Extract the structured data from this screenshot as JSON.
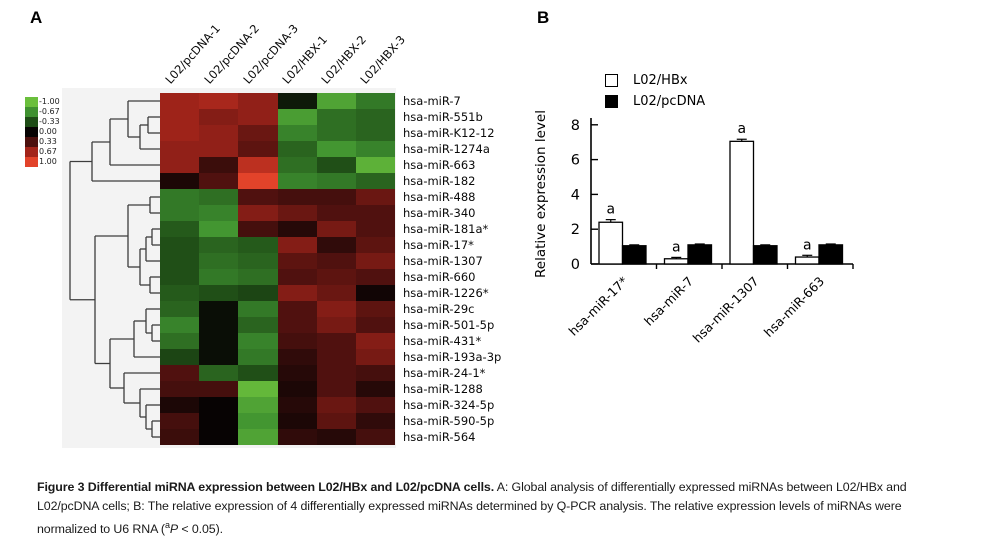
{
  "panel_a": {
    "label": "A"
  },
  "panel_b": {
    "label": "B"
  },
  "chart_data": [
    {
      "type": "heatmap",
      "columns": [
        "L02/pcDNA-1",
        "L02/pcDNA-2",
        "L02/pcDNA-3",
        "L02/HBX-1",
        "L02/HBX-2",
        "L02/HBX-3"
      ],
      "rows": [
        "hsa-miR-7",
        "hsa-miR-551b",
        "hsa-miR-K12-12",
        "hsa-miR-1274a",
        "hsa-miR-663",
        "hsa-miR-182",
        "hsa-miR-488",
        "hsa-miR-340",
        "hsa-miR-181a*",
        "hsa-miR-17*",
        "hsa-miR-1307",
        "hsa-miR-660",
        "hsa-miR-1226*",
        "hsa-miR-29c",
        "hsa-miR-501-5p",
        "hsa-miR-431*",
        "hsa-miR-193a-3p",
        "hsa-miR-24-1*",
        "hsa-miR-1288",
        "hsa-miR-324-5p",
        "hsa-miR-590-5p",
        "hsa-miR-564"
      ],
      "values": [
        [
          0.65,
          0.7,
          0.6,
          -0.1,
          -0.8,
          -0.55
        ],
        [
          0.65,
          0.55,
          0.6,
          -0.75,
          -0.5,
          -0.45
        ],
        [
          0.65,
          0.6,
          0.45,
          -0.6,
          -0.5,
          -0.45
        ],
        [
          0.6,
          0.6,
          0.4,
          -0.45,
          -0.7,
          -0.6
        ],
        [
          0.6,
          0.25,
          0.8,
          -0.5,
          -0.35,
          -0.9
        ],
        [
          0.1,
          0.35,
          1.0,
          -0.6,
          -0.55,
          -0.45
        ],
        [
          -0.55,
          -0.5,
          0.35,
          0.3,
          0.3,
          0.45
        ],
        [
          -0.55,
          -0.6,
          0.55,
          0.45,
          0.35,
          0.35
        ],
        [
          -0.4,
          -0.7,
          0.3,
          0.15,
          0.5,
          0.35
        ],
        [
          -0.35,
          -0.45,
          -0.4,
          0.55,
          0.2,
          0.4
        ],
        [
          -0.35,
          -0.5,
          -0.45,
          0.4,
          0.35,
          0.5
        ],
        [
          -0.35,
          -0.55,
          -0.5,
          0.35,
          0.4,
          0.35
        ],
        [
          -0.4,
          -0.35,
          -0.3,
          0.55,
          0.45,
          0.05
        ],
        [
          -0.45,
          -0.05,
          -0.55,
          0.35,
          0.55,
          0.4
        ],
        [
          -0.6,
          -0.05,
          -0.45,
          0.35,
          0.5,
          0.35
        ],
        [
          -0.5,
          -0.05,
          -0.6,
          0.3,
          0.35,
          0.55
        ],
        [
          -0.3,
          -0.05,
          -0.55,
          0.2,
          0.35,
          0.5
        ],
        [
          0.35,
          -0.45,
          -0.35,
          0.15,
          0.35,
          0.3
        ],
        [
          0.3,
          0.3,
          -0.95,
          0.1,
          0.35,
          0.15
        ],
        [
          0.1,
          0.0,
          -0.8,
          0.15,
          0.45,
          0.35
        ],
        [
          0.3,
          0.0,
          -0.7,
          0.1,
          0.4,
          0.2
        ],
        [
          0.25,
          0.0,
          -0.8,
          0.2,
          0.15,
          0.3
        ]
      ],
      "color_scale": {
        "labels": [
          "-1.00",
          "-0.67",
          "-0.33",
          "0.00",
          "0.33",
          "0.67",
          "1.00"
        ],
        "colors": [
          "#6abf3c",
          "#3f9130",
          "#1e4c16",
          "#070303",
          "#4c100e",
          "#a2241a",
          "#e2432a"
        ]
      },
      "dendrogram_merges": [
        {
          "a": "L1",
          "b": "L2",
          "x": 148
        },
        {
          "a": "M0",
          "b": "L3",
          "x": 140
        },
        {
          "a": "L0",
          "b": "M1",
          "x": 128
        },
        {
          "a": "M2",
          "b": "L4",
          "x": 110
        },
        {
          "a": "M3",
          "b": "L5",
          "x": 92
        },
        {
          "a": "L6",
          "b": "L7",
          "x": 150
        },
        {
          "a": "L8",
          "b": "L9",
          "x": 152
        },
        {
          "a": "M6",
          "b": "L10",
          "x": 146
        },
        {
          "a": "L11",
          "b": "L12",
          "x": 150
        },
        {
          "a": "M7",
          "b": "M8",
          "x": 140
        },
        {
          "a": "M5",
          "b": "M9",
          "x": 128
        },
        {
          "a": "L14",
          "b": "L15",
          "x": 152
        },
        {
          "a": "L13",
          "b": "M11",
          "x": 146
        },
        {
          "a": "M12",
          "b": "L16",
          "x": 134
        },
        {
          "a": "L20",
          "b": "L21",
          "x": 152
        },
        {
          "a": "L19",
          "b": "M14",
          "x": 146
        },
        {
          "a": "L18",
          "b": "M15",
          "x": 140
        },
        {
          "a": "L17",
          "b": "M16",
          "x": 124
        },
        {
          "a": "M13",
          "b": "M17",
          "x": 110
        },
        {
          "a": "M10",
          "b": "M18",
          "x": 95
        },
        {
          "a": "M4",
          "b": "M19",
          "x": 70
        }
      ]
    },
    {
      "type": "bar",
      "categories": [
        "hsa-miR-17*",
        "hsa-miR-7",
        "hsa-miR-1307",
        "hsa-miR-663"
      ],
      "series": [
        {
          "name": "L02/HBx",
          "fill": "#ffffff",
          "values": [
            2.4,
            0.3,
            7.05,
            0.4
          ],
          "errors": [
            0.15,
            0.08,
            0.12,
            0.1
          ],
          "sig": [
            "a",
            "a",
            "a",
            "a"
          ]
        },
        {
          "name": "L02/pcDNA",
          "fill": "#000000",
          "values": [
            1.05,
            1.1,
            1.05,
            1.1
          ],
          "errors": [
            0.05,
            0.05,
            0.05,
            0.05
          ],
          "sig": [
            "",
            "",
            "",
            ""
          ]
        }
      ],
      "ylabel": "Relative expression level",
      "yticks": [
        "0",
        "2",
        "4",
        "6",
        "8"
      ],
      "ylim": [
        0,
        8
      ],
      "legend_position": "top-left"
    }
  ],
  "caption": {
    "title": "Figure 3  Differential miRNA expression between L02/HBx and L02/pcDNA cells.",
    "body": " A: Global analysis of differentially expressed miRNAs between L02/HBx and L02/pcDNA cells; B: The relative expression of 4 differentially expressed miRNAs determined by Q-PCR analysis. The relative expression levels of miRNAs were normalized to U6 RNA (",
    "sup": "a",
    "italic_p": "P",
    "tail": " < 0.05)."
  }
}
========
▸ Directions for this task:
Using the records above, report each line with the string "cells".

▸ Expected answer:
    "title": "Figure 3  Differential miRNA expression between L02/HBx and L02/pcDNA cells.",
    "body": " A: Global analysis of differentially expressed miRNAs between L02/HBx and L02/pcDNA cells; B: The relative expression of 4 differentially expressed miRNAs determined by Q-PCR analysis. The relative expression levels of miRNAs were normalized to U6 RNA (",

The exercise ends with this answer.